◆ AIM OF THE TASK
The exercise asks for every line of the data to be reproduced exactly.

◆ INPUT FOR THIS TASK
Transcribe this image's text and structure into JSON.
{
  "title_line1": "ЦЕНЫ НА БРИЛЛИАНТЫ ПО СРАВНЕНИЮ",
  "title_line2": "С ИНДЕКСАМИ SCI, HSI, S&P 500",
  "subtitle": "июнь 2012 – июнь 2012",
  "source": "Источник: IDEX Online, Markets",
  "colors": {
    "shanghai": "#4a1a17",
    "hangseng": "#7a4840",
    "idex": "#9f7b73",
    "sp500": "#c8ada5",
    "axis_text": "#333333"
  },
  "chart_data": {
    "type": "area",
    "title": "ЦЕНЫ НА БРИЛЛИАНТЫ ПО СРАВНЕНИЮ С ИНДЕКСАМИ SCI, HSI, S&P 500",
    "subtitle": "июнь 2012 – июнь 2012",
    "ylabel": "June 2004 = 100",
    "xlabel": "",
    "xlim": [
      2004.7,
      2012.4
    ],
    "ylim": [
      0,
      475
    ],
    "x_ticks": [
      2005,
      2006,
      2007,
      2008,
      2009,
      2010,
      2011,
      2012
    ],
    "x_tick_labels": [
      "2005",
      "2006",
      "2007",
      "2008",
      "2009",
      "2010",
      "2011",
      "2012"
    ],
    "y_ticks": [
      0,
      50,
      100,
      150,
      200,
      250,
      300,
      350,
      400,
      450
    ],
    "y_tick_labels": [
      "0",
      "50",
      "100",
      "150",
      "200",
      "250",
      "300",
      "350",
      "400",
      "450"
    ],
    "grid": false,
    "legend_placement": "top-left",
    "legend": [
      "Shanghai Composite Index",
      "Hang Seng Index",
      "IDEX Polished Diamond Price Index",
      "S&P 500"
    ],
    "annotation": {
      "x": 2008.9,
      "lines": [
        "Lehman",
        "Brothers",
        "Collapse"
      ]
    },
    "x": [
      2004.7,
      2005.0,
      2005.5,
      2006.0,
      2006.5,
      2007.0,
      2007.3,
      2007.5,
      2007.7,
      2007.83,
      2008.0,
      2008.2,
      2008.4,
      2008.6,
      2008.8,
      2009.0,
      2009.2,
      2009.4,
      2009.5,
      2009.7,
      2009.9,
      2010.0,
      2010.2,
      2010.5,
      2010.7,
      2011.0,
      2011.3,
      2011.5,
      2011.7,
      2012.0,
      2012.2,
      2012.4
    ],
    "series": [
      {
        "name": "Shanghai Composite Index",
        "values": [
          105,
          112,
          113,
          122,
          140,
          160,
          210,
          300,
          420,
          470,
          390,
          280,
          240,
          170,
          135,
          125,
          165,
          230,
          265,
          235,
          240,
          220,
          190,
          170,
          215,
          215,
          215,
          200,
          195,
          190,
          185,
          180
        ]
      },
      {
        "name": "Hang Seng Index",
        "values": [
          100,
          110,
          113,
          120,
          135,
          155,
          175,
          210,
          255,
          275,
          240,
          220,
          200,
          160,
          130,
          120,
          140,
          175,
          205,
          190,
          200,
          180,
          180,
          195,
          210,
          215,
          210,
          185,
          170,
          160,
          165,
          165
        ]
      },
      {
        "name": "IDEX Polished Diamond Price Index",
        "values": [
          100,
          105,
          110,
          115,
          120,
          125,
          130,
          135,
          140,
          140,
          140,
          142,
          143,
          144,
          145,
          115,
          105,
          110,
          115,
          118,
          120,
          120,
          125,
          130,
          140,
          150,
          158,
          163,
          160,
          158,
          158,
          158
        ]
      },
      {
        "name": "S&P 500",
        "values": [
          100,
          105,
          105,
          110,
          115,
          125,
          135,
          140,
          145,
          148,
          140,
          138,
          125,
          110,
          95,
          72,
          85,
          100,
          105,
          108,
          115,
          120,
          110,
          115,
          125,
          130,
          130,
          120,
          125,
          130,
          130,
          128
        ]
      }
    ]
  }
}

◆ COMPLETE ANSWER
Transcribe this image's text and structure into JSON.
{
  "title_line1": "ЦЕНЫ НА БРИЛЛИАНТЫ ПО СРАВНЕНИЮ",
  "title_line2": "С ИНДЕКСАМИ SCI, HSI, S&P 500",
  "subtitle": "июнь 2012 – июнь 2012",
  "source": "Источник: IDEX Online, Markets",
  "colors": {
    "shanghai": "#4a1a17",
    "hangseng": "#7a4840",
    "idex": "#9f7b73",
    "sp500": "#c8ada5",
    "axis_text": "#333333"
  },
  "chart_data": {
    "type": "area",
    "title": "ЦЕНЫ НА БРИЛЛИАНТЫ ПО СРАВНЕНИЮ С ИНДЕКСАМИ SCI, HSI, S&P 500",
    "subtitle": "июнь 2012 – июнь 2012",
    "ylabel": "June 2004 = 100",
    "xlabel": "",
    "xlim": [
      2004.7,
      2012.4
    ],
    "ylim": [
      0,
      475
    ],
    "x_ticks": [
      2005,
      2006,
      2007,
      2008,
      2009,
      2010,
      2011,
      2012
    ],
    "x_tick_labels": [
      "2005",
      "2006",
      "2007",
      "2008",
      "2009",
      "2010",
      "2011",
      "2012"
    ],
    "y_ticks": [
      0,
      50,
      100,
      150,
      200,
      250,
      300,
      350,
      400,
      450
    ],
    "y_tick_labels": [
      "0",
      "50",
      "100",
      "150",
      "200",
      "250",
      "300",
      "350",
      "400",
      "450"
    ],
    "grid": false,
    "legend_placement": "top-left",
    "legend": [
      "Shanghai Composite Index",
      "Hang Seng Index",
      "IDEX Polished Diamond Price Index",
      "S&P 500"
    ],
    "annotation": {
      "x": 2008.9,
      "lines": [
        "Lehman",
        "Brothers",
        "Collapse"
      ]
    },
    "x": [
      2004.7,
      2005.0,
      2005.5,
      2006.0,
      2006.5,
      2007.0,
      2007.3,
      2007.5,
      2007.7,
      2007.83,
      2008.0,
      2008.2,
      2008.4,
      2008.6,
      2008.8,
      2009.0,
      2009.2,
      2009.4,
      2009.5,
      2009.7,
      2009.9,
      2010.0,
      2010.2,
      2010.5,
      2010.7,
      2011.0,
      2011.3,
      2011.5,
      2011.7,
      2012.0,
      2012.2,
      2012.4
    ],
    "series": [
      {
        "name": "Shanghai Composite Index",
        "values": [
          105,
          112,
          113,
          122,
          140,
          160,
          210,
          300,
          420,
          470,
          390,
          280,
          240,
          170,
          135,
          125,
          165,
          230,
          265,
          235,
          240,
          220,
          190,
          170,
          215,
          215,
          215,
          200,
          195,
          190,
          185,
          180
        ]
      },
      {
        "name": "Hang Seng Index",
        "values": [
          100,
          110,
          113,
          120,
          135,
          155,
          175,
          210,
          255,
          275,
          240,
          220,
          200,
          160,
          130,
          120,
          140,
          175,
          205,
          190,
          200,
          180,
          180,
          195,
          210,
          215,
          210,
          185,
          170,
          160,
          165,
          165
        ]
      },
      {
        "name": "IDEX Polished Diamond Price Index",
        "values": [
          100,
          105,
          110,
          115,
          120,
          125,
          130,
          135,
          140,
          140,
          140,
          142,
          143,
          144,
          145,
          115,
          105,
          110,
          115,
          118,
          120,
          120,
          125,
          130,
          140,
          150,
          158,
          163,
          160,
          158,
          158,
          158
        ]
      },
      {
        "name": "S&P 500",
        "values": [
          100,
          105,
          105,
          110,
          115,
          125,
          135,
          140,
          145,
          148,
          140,
          138,
          125,
          110,
          95,
          72,
          85,
          100,
          105,
          108,
          115,
          120,
          110,
          115,
          125,
          130,
          130,
          120,
          125,
          130,
          130,
          128
        ]
      }
    ]
  }
}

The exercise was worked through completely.